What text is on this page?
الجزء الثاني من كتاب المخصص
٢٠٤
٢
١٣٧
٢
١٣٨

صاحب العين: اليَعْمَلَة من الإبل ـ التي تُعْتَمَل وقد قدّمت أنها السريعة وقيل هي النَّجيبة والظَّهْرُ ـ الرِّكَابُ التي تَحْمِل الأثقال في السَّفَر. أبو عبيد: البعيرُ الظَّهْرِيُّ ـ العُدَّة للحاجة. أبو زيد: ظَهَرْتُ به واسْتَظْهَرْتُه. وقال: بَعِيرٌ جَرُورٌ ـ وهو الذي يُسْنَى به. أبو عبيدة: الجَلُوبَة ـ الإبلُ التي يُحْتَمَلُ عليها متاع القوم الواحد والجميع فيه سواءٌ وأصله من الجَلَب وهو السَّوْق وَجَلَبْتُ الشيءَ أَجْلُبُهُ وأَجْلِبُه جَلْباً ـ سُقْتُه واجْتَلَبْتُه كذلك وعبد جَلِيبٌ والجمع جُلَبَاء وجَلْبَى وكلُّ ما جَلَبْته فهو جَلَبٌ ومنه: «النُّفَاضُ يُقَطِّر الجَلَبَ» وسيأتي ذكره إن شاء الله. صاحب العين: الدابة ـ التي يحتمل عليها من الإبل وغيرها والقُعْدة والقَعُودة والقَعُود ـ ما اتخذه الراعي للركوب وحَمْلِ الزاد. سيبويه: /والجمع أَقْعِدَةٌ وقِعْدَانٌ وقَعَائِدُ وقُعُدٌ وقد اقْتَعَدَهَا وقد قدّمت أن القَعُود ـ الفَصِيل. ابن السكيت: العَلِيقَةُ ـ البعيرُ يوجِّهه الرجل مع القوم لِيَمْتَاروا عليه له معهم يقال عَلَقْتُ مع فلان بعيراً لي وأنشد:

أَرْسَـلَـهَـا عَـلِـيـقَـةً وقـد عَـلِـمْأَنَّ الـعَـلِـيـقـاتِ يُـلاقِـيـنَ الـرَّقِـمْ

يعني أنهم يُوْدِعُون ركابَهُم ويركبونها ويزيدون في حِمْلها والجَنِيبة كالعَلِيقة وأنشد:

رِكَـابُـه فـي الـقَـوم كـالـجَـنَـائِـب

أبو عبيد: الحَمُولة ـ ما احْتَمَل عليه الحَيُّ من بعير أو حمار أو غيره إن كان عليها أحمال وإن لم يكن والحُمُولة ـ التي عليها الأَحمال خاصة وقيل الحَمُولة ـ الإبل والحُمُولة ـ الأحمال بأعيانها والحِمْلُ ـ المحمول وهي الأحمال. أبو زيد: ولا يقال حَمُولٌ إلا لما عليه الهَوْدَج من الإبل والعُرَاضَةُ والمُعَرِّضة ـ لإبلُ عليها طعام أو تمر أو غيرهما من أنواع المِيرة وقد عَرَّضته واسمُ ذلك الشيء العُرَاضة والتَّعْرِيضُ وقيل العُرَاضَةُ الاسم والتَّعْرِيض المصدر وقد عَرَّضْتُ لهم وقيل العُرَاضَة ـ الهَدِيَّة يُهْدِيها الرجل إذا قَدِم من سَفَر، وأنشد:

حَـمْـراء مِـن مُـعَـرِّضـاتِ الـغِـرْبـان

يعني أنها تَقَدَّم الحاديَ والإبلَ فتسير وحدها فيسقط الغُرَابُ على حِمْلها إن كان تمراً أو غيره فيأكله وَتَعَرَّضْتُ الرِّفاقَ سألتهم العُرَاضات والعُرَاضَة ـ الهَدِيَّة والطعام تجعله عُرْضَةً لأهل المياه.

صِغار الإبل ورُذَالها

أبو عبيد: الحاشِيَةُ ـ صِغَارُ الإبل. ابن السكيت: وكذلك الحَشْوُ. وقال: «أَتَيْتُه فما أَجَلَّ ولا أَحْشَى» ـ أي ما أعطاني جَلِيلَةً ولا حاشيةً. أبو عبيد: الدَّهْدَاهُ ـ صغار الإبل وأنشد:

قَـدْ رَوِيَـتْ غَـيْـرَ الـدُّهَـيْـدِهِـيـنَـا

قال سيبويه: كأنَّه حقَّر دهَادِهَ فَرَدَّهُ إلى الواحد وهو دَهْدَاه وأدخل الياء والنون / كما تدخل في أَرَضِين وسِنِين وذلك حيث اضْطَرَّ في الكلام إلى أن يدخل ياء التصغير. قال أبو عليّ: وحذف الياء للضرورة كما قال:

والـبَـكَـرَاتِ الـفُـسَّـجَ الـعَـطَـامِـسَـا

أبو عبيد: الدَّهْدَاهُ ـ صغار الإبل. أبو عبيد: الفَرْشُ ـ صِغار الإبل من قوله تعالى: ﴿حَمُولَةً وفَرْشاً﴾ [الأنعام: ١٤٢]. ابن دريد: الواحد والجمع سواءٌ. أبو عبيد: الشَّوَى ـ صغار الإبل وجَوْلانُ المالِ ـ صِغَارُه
::::::
### EXERCISE OBJECTIVE
Check each line above for the string "أنها", then copy the ones that have it.

### RESPONSE TO THIS TASK
صاحب العين: اليَعْمَلَة من الإبل ـ التي تُعْتَمَل وقد قدّمت أنها السريعة وقيل هي النَّجيبة والظَّهْرُ ـ الرِّكَابُ التي تَحْمِل الأثقال في السَّفَر. أبو عبيد: البعيرُ الظَّهْرِيُّ ـ العُدَّة للحاجة. أبو زيد: ظَهَرْتُ به واسْتَظْهَرْتُه. وقال: بَعِيرٌ جَرُورٌ ـ وهو الذي يُسْنَى به. أبو عبيدة: الجَلُوبَة ـ الإبلُ التي يُحْتَمَلُ عليها متاع القوم الواحد والجميع فيه سواءٌ وأصله من الجَلَب وهو السَّوْق وَجَلَبْتُ الشيءَ أَجْلُبُهُ وأَجْلِبُه جَلْباً ـ سُقْتُه واجْتَلَبْتُه كذلك وعبد جَلِيبٌ والجمع جُلَبَاء وجَلْبَى وكلُّ ما جَلَبْته فهو جَلَبٌ ومنه: «النُّفَاضُ يُقَطِّر الجَلَبَ» وسيأتي ذكره إن شاء الله. صاحب العين: الدابة ـ التي يحتمل عليها من الإبل وغيرها والقُعْدة والقَعُودة والقَعُود ـ ما اتخذه الراعي للركوب وحَمْلِ الزاد. سيبويه: /والجمع أَقْعِدَةٌ وقِعْدَانٌ وقَعَائِدُ وقُعُدٌ وقد اقْتَعَدَهَا وقد قدّمت أن القَعُود ـ الفَصِيل. ابن السكيت: العَلِيقَةُ ـ البعيرُ يوجِّهه الرجل مع القوم لِيَمْتَاروا عليه له معهم يقال عَلَقْتُ مع فلان بعيراً لي وأنشد:
يعني أنها تَقَدَّم الحاديَ والإبلَ فتسير وحدها فيسقط الغُرَابُ على حِمْلها إن كان تمراً أو غيره فيأكله وَتَعَرَّضْتُ الرِّفاقَ سألتهم العُرَاضات والعُرَاضَة ـ الهَدِيَّة والطعام تجعله عُرْضَةً لأهل المياه.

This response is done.